What you should do — Look through the data below and return each line where "intercept" appears.

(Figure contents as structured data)

┌──

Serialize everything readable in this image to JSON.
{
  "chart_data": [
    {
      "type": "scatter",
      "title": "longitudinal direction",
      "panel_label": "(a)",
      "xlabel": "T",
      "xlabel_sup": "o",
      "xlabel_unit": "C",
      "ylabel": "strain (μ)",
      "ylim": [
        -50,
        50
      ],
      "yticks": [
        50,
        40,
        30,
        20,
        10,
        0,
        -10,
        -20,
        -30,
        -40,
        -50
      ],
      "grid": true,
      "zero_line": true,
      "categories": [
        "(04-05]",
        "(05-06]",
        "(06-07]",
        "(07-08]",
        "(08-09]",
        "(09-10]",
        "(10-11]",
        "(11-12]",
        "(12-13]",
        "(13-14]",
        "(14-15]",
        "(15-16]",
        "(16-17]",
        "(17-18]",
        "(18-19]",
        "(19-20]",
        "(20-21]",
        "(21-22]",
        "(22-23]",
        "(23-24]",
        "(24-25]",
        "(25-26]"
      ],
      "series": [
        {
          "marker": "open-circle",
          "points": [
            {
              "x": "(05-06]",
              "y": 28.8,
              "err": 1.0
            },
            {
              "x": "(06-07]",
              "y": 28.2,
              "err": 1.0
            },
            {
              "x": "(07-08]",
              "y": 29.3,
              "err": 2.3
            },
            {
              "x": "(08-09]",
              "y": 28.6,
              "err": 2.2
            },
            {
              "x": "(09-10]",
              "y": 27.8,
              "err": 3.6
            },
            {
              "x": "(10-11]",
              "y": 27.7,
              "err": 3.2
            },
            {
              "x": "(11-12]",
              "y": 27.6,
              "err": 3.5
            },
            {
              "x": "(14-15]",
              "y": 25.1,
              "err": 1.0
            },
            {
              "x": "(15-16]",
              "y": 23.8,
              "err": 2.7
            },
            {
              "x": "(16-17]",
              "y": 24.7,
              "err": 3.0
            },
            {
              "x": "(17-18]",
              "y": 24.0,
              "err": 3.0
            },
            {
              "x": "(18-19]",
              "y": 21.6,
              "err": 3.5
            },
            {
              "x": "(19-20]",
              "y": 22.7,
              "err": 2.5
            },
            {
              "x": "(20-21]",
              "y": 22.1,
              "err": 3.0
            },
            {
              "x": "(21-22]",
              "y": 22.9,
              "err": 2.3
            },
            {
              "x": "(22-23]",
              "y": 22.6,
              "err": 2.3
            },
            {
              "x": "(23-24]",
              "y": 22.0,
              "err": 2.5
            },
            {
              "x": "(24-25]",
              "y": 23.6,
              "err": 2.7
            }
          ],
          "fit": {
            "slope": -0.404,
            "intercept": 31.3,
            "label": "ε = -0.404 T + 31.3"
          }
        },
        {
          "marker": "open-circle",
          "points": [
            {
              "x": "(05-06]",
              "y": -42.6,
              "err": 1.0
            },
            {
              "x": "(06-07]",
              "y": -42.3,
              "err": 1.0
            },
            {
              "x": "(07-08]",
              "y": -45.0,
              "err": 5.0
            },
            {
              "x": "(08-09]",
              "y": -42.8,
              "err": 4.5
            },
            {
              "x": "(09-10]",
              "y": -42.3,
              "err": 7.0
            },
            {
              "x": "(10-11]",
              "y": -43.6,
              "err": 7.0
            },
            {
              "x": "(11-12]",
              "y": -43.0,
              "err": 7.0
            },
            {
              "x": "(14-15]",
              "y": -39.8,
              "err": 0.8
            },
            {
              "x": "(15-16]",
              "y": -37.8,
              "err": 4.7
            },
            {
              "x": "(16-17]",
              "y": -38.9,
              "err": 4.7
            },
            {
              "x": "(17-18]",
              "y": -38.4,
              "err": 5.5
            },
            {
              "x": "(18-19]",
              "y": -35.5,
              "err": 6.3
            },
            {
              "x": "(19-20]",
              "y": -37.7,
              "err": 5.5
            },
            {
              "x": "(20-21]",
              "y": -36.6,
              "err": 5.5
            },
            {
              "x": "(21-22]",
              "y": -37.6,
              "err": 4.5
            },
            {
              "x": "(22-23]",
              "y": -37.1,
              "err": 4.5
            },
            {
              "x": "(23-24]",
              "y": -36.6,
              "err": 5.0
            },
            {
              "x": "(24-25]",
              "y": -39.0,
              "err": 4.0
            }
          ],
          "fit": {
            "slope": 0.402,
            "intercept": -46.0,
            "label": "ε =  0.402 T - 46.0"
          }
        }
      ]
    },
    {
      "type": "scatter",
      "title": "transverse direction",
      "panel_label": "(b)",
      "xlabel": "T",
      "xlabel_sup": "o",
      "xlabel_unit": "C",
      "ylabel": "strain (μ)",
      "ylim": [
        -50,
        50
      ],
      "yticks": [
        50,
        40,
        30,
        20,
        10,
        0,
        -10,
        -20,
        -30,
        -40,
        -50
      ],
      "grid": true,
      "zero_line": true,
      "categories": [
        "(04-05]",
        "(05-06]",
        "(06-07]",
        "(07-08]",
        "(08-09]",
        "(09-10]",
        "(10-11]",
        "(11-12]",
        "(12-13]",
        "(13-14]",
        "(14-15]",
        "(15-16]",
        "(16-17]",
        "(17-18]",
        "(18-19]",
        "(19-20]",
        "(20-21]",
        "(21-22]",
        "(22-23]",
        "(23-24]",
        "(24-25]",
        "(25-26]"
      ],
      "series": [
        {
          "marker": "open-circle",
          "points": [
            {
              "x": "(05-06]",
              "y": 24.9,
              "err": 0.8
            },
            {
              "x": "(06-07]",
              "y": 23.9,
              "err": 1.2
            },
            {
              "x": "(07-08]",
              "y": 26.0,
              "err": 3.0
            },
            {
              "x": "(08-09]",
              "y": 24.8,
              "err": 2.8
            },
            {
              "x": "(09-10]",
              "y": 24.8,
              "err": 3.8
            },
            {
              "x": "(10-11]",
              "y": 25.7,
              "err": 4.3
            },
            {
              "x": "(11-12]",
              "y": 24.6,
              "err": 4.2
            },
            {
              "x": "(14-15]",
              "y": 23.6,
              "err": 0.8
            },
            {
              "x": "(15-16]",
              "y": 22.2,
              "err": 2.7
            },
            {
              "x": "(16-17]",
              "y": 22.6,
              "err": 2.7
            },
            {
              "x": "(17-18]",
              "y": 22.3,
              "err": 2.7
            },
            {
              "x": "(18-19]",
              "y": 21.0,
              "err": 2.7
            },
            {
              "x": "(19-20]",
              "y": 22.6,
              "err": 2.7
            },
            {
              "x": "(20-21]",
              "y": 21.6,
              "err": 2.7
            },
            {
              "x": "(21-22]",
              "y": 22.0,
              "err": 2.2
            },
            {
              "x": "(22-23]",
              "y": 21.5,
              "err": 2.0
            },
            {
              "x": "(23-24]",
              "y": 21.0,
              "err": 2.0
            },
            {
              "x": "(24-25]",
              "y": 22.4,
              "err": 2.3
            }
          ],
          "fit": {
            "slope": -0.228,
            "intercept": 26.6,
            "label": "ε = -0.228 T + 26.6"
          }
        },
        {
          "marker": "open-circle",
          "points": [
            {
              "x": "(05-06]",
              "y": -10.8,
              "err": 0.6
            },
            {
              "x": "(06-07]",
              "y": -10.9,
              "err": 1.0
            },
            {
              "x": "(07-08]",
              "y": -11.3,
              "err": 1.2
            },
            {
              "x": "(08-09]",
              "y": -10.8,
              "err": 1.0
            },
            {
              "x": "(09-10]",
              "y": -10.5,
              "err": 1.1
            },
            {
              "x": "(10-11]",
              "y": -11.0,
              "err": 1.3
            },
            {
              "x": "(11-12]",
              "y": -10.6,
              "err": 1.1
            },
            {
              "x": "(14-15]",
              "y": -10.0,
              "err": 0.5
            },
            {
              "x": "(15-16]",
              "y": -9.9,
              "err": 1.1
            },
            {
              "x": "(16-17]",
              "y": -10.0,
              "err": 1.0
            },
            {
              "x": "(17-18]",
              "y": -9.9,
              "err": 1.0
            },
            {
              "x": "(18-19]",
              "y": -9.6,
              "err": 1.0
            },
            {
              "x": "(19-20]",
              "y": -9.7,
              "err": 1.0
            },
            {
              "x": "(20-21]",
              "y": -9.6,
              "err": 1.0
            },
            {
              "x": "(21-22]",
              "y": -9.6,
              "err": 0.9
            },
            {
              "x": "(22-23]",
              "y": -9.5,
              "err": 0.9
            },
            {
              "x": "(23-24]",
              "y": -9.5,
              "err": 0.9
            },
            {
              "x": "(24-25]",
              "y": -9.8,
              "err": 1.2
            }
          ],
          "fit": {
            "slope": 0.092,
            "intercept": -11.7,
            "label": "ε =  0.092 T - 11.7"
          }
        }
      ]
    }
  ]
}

└──

Problem solution —
            "intercept": 31.3,
            "intercept": -46.0,
            "intercept": 26.6,
            "intercept": -11.7,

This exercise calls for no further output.